Records supplied:
--- BEGIN ---

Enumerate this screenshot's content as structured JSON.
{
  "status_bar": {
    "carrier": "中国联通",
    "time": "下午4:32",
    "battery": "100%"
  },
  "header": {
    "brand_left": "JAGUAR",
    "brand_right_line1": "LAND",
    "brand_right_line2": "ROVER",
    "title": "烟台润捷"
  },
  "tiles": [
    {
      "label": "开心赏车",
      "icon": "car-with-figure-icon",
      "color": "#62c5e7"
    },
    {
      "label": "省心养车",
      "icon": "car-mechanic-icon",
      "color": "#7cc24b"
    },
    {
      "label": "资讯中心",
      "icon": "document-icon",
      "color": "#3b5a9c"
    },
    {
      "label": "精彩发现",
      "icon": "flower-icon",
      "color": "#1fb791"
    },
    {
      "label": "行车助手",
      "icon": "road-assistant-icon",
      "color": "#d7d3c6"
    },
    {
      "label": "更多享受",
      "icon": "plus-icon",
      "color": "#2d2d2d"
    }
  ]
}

--- END ---

Given exercise: Which lines include the word "icon"? Copy every one of them.

Solution to this exercise:
      "icon": "car-with-figure-icon",
      "icon": "car-mechanic-icon",
      "icon": "document-icon",
      "icon": "flower-icon",
      "icon": "road-assistant-icon",
      "icon": "plus-icon",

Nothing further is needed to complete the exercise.